(Dataset items)

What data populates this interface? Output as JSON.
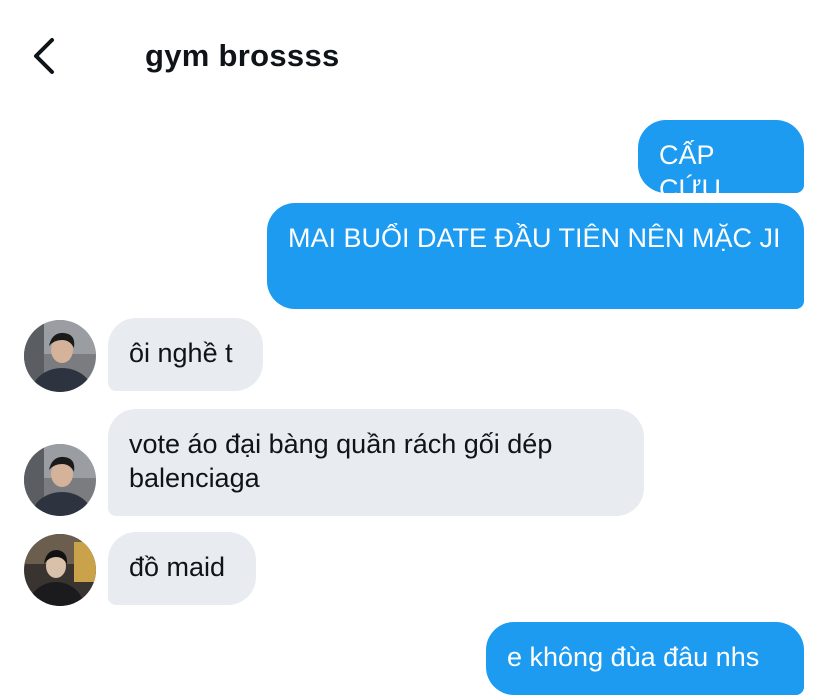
{
  "header": {
    "back_icon": "chevron-left-icon",
    "title": "gym brossss"
  },
  "colors": {
    "sent_bubble": "#1d9bf0",
    "received_bubble": "#e8ebef",
    "text": "#0f1419"
  },
  "messages": [
    {
      "direction": "sent",
      "text": "CẤP CỨU"
    },
    {
      "direction": "sent",
      "text": "MAI BUỔI DATE ĐẦU TIÊN NÊN MẶC JI"
    },
    {
      "direction": "received",
      "text": "ôi nghề t"
    },
    {
      "direction": "received",
      "text": "vote áo đại bàng quần rách gối dép balenciaga"
    },
    {
      "direction": "received",
      "text": "đồ maid"
    },
    {
      "direction": "sent",
      "text": "e không đùa đâu nhs"
    }
  ]
}
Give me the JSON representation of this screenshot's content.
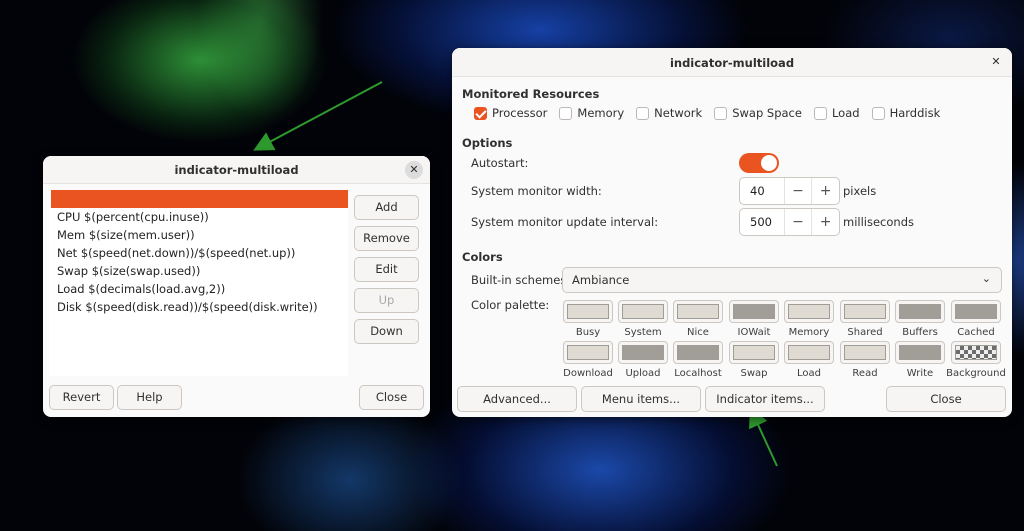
{
  "left_window": {
    "title": "indicator-multiload",
    "close_glyph": "✕",
    "items": [
      "",
      "CPU $(percent(cpu.inuse))",
      "Mem $(size(mem.user))",
      "Net $(speed(net.down))/$(speed(net.up))",
      "Swap $(size(swap.used))",
      "Load $(decimals(load.avg,2))",
      "Disk $(speed(disk.read))/$(speed(disk.write))"
    ],
    "buttons": {
      "add": "Add",
      "remove": "Remove",
      "edit": "Edit",
      "up": "Up",
      "down": "Down"
    },
    "footer": {
      "revert": "Revert",
      "help": "Help",
      "close": "Close"
    }
  },
  "right_window": {
    "title": "indicator-multiload",
    "close_glyph": "✕",
    "monitored_heading": "Monitored Resources",
    "resources": [
      {
        "label": "Processor",
        "checked": true
      },
      {
        "label": "Memory",
        "checked": false
      },
      {
        "label": "Network",
        "checked": false
      },
      {
        "label": "Swap Space",
        "checked": false
      },
      {
        "label": "Load",
        "checked": false
      },
      {
        "label": "Harddisk",
        "checked": false
      }
    ],
    "options_heading": "Options",
    "autostart_label": "Autostart:",
    "autostart_on": true,
    "width_label": "System monitor width:",
    "width_value": "40",
    "width_unit": "pixels",
    "interval_label": "System monitor update interval:",
    "interval_value": "500",
    "interval_unit": "milliseconds",
    "minus_glyph": "−",
    "plus_glyph": "+",
    "colors_heading": "Colors",
    "schemes_label": "Built-in schemes:",
    "scheme_value": "Ambiance",
    "chevron_glyph": "⌄",
    "palette_label": "Color palette:",
    "palette_row1": [
      {
        "label": "Busy",
        "color": "#dfdbd2"
      },
      {
        "label": "System",
        "color": "#dfdbd2"
      },
      {
        "label": "Nice",
        "color": "#dfdbd2"
      },
      {
        "label": "IOWait",
        "color": "#a19e97"
      },
      {
        "label": "Memory",
        "color": "#dfdbd2"
      },
      {
        "label": "Shared",
        "color": "#dfdbd2"
      },
      {
        "label": "Buffers",
        "color": "#a19e97"
      },
      {
        "label": "Cached",
        "color": "#a19e97"
      }
    ],
    "palette_row2": [
      {
        "label": "Download",
        "color": "#dfdbd2"
      },
      {
        "label": "Upload",
        "color": "#a19e97"
      },
      {
        "label": "Localhost",
        "color": "#a19e97"
      },
      {
        "label": "Swap",
        "color": "#dfdbd2"
      },
      {
        "label": "Load",
        "color": "#dfdbd2"
      },
      {
        "label": "Read",
        "color": "#dfdbd2"
      },
      {
        "label": "Write",
        "color": "#a19e97"
      },
      {
        "label": "Background",
        "color": "checker"
      }
    ],
    "footer": {
      "advanced": "Advanced...",
      "menu_items": "Menu items...",
      "indicator_items": "Indicator items...",
      "close": "Close"
    }
  },
  "colors": {
    "accent": "#e95420",
    "arrow": "#2e9a2e"
  }
}
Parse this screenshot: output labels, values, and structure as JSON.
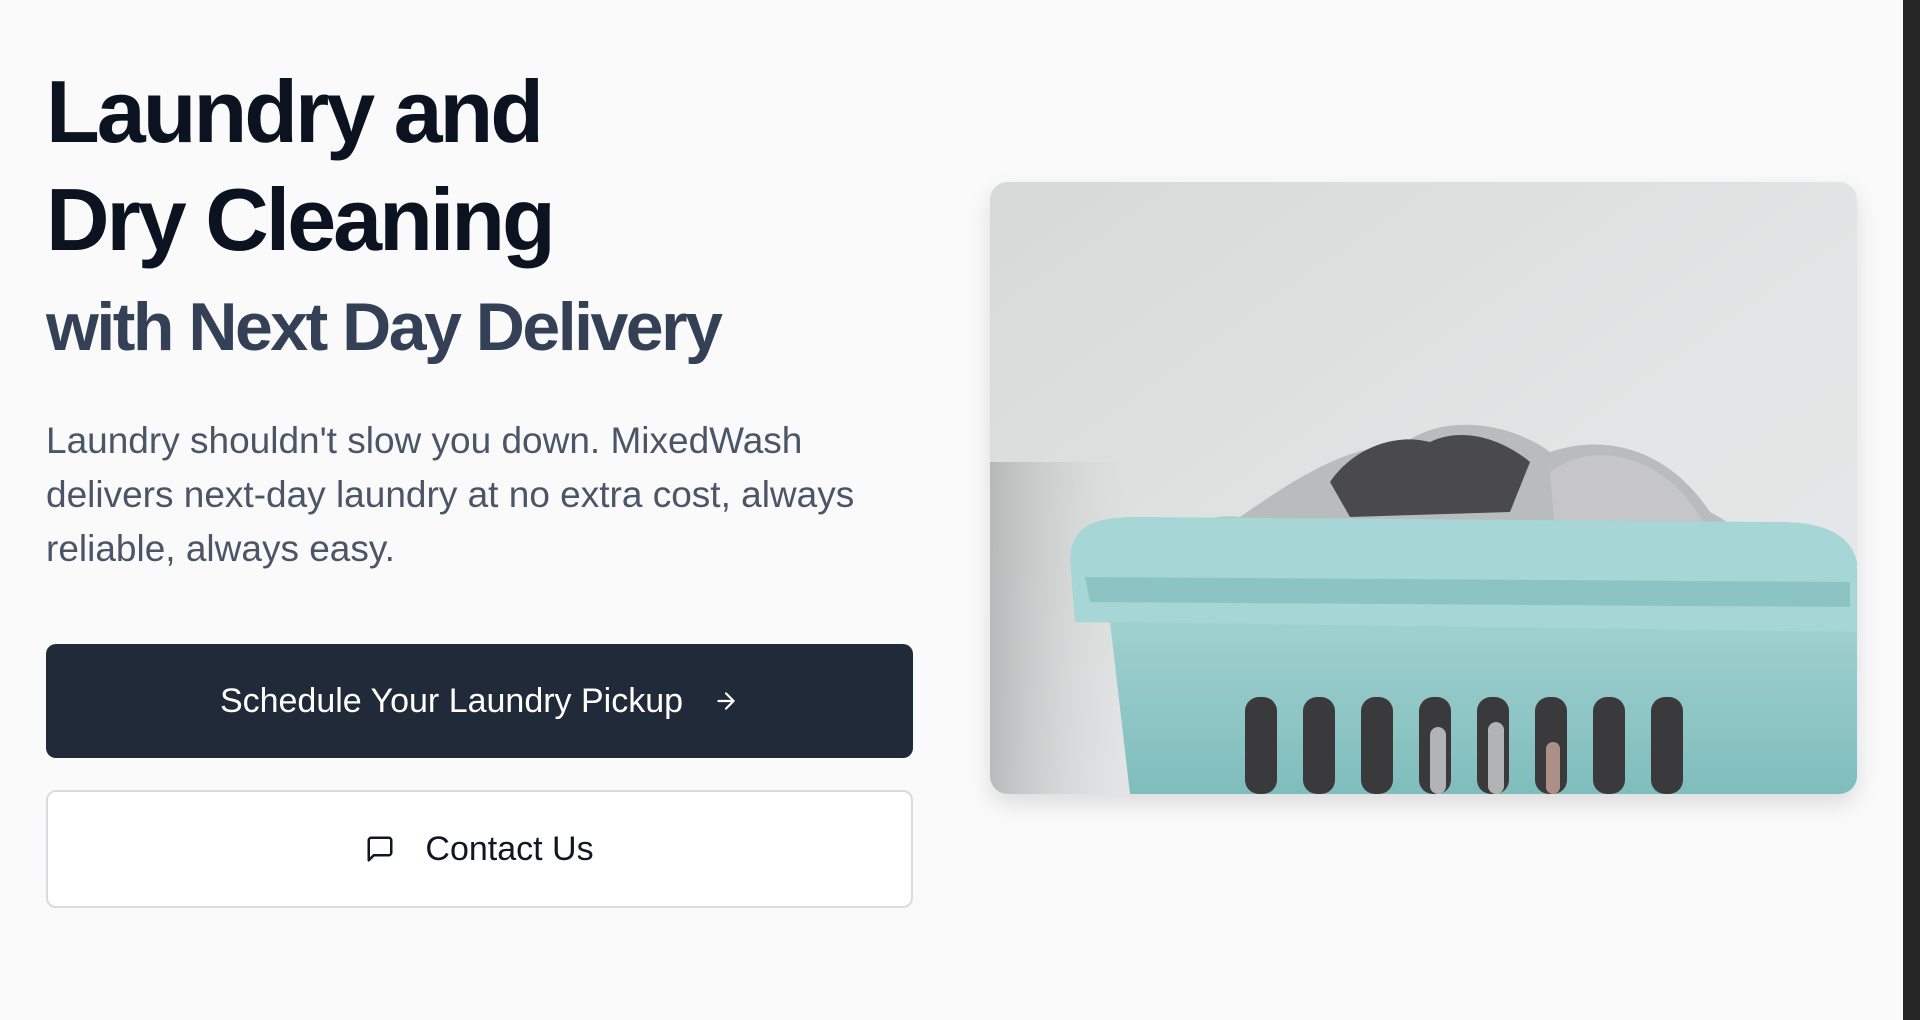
{
  "hero": {
    "title_line1": "Laundry and",
    "title_line2": "Dry Cleaning",
    "subtitle": "with Next Day Delivery",
    "description": "Laundry shouldn't slow you down. MixedWash delivers next-day laundry at no extra cost, always reliable, always easy."
  },
  "buttons": {
    "primary_label": "Schedule Your Laundry Pickup",
    "primary_icon": "arrow-right-icon",
    "secondary_label": "Contact Us",
    "secondary_icon": "message-square-icon"
  },
  "image": {
    "subject": "laundry-basket"
  },
  "colors": {
    "title": "#0b1220",
    "subtitle": "#344056",
    "body_text": "#4a5568",
    "primary_button": "#212a39",
    "basket": "#8ec9c8"
  }
}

- _What the task requires_
Pictures don't belong in the copy. Transcribe every record exactly as it appears.

- _Solution to this exercise_
What data populates this interface? Output as JSON.
{
  "header": {
    "back_icon": "chevron-left-icon",
    "title": "gym brossss"
  },
  "colors": {
    "sent_bubble": "#1d9bf0",
    "received_bubble": "#e8ebef",
    "text": "#0f1419"
  },
  "messages": [
    {
      "direction": "sent",
      "text": "CẤP CỨU"
    },
    {
      "direction": "sent",
      "text": "MAI BUỔI DATE ĐẦU TIÊN NÊN MẶC JI"
    },
    {
      "direction": "received",
      "text": "ôi nghề t"
    },
    {
      "direction": "received",
      "text": "vote áo đại bàng quần rách gối dép balenciaga"
    },
    {
      "direction": "received",
      "text": "đồ maid"
    },
    {
      "direction": "sent",
      "text": "e không đùa đâu nhs"
    }
  ]
}
Give me the JSON representation of this screenshot's content.
{
  "left_window": {
    "title": "indicator-multiload",
    "close_glyph": "✕",
    "items": [
      "",
      "CPU $(percent(cpu.inuse))",
      "Mem $(size(mem.user))",
      "Net $(speed(net.down))/$(speed(net.up))",
      "Swap $(size(swap.used))",
      "Load $(decimals(load.avg,2))",
      "Disk $(speed(disk.read))/$(speed(disk.write))"
    ],
    "buttons": {
      "add": "Add",
      "remove": "Remove",
      "edit": "Edit",
      "up": "Up",
      "down": "Down"
    },
    "footer": {
      "revert": "Revert",
      "help": "Help",
      "close": "Close"
    }
  },
  "right_window": {
    "title": "indicator-multiload",
    "close_glyph": "✕",
    "monitored_heading": "Monitored Resources",
    "resources": [
      {
        "label": "Processor",
        "checked": true
      },
      {
        "label": "Memory",
        "checked": false
      },
      {
        "label": "Network",
        "checked": false
      },
      {
        "label": "Swap Space",
        "checked": false
      },
      {
        "label": "Load",
        "checked": false
      },
      {
        "label": "Harddisk",
        "checked": false
      }
    ],
    "options_heading": "Options",
    "autostart_label": "Autostart:",
    "autostart_on": true,
    "width_label": "System monitor width:",
    "width_value": "40",
    "width_unit": "pixels",
    "interval_label": "System monitor update interval:",
    "interval_value": "500",
    "interval_unit": "milliseconds",
    "minus_glyph": "−",
    "plus_glyph": "+",
    "colors_heading": "Colors",
    "schemes_label": "Built-in schemes:",
    "scheme_value": "Ambiance",
    "chevron_glyph": "⌄",
    "palette_label": "Color palette:",
    "palette_row1": [
      {
        "label": "Busy",
        "color": "#dfdbd2"
      },
      {
        "label": "System",
        "color": "#dfdbd2"
      },
      {
        "label": "Nice",
        "color": "#dfdbd2"
      },
      {
        "label": "IOWait",
        "color": "#a19e97"
      },
      {
        "label": "Memory",
        "color": "#dfdbd2"
      },
      {
        "label": "Shared",
        "color": "#dfdbd2"
      },
      {
        "label": "Buffers",
        "color": "#a19e97"
      },
      {
        "label": "Cached",
        "color": "#a19e97"
      }
    ],
    "palette_row2": [
      {
        "label": "Download",
        "color": "#dfdbd2"
      },
      {
        "label": "Upload",
        "color": "#a19e97"
      },
      {
        "label": "Localhost",
        "color": "#a19e97"
      },
      {
        "label": "Swap",
        "color": "#dfdbd2"
      },
      {
        "label": "Load",
        "color": "#dfdbd2"
      },
      {
        "label": "Read",
        "color": "#dfdbd2"
      },
      {
        "label": "Write",
        "color": "#a19e97"
      },
      {
        "label": "Background",
        "color": "checker"
      }
    ],
    "footer": {
      "advanced": "Advanced...",
      "menu_items": "Menu items...",
      "indicator_items": "Indicator items...",
      "close": "Close"
    }
  },
  "colors": {
    "accent": "#e95420",
    "arrow": "#2e9a2e"
  }
}
Parse this screenshot: output labels, values, and structure as JSON.
{
  "hero": {
    "title_line1": "Laundry and",
    "title_line2": "Dry Cleaning",
    "subtitle": "with Next Day Delivery",
    "description": "Laundry shouldn't slow you down. MixedWash delivers next-day laundry at no extra cost, always reliable, always easy."
  },
  "buttons": {
    "primary_label": "Schedule Your Laundry Pickup",
    "primary_icon": "arrow-right-icon",
    "secondary_label": "Contact Us",
    "secondary_icon": "message-square-icon"
  },
  "image": {
    "subject": "laundry-basket"
  },
  "colors": {
    "title": "#0b1220",
    "subtitle": "#344056",
    "body_text": "#4a5568",
    "primary_button": "#212a39",
    "basket": "#8ec9c8"
  }
}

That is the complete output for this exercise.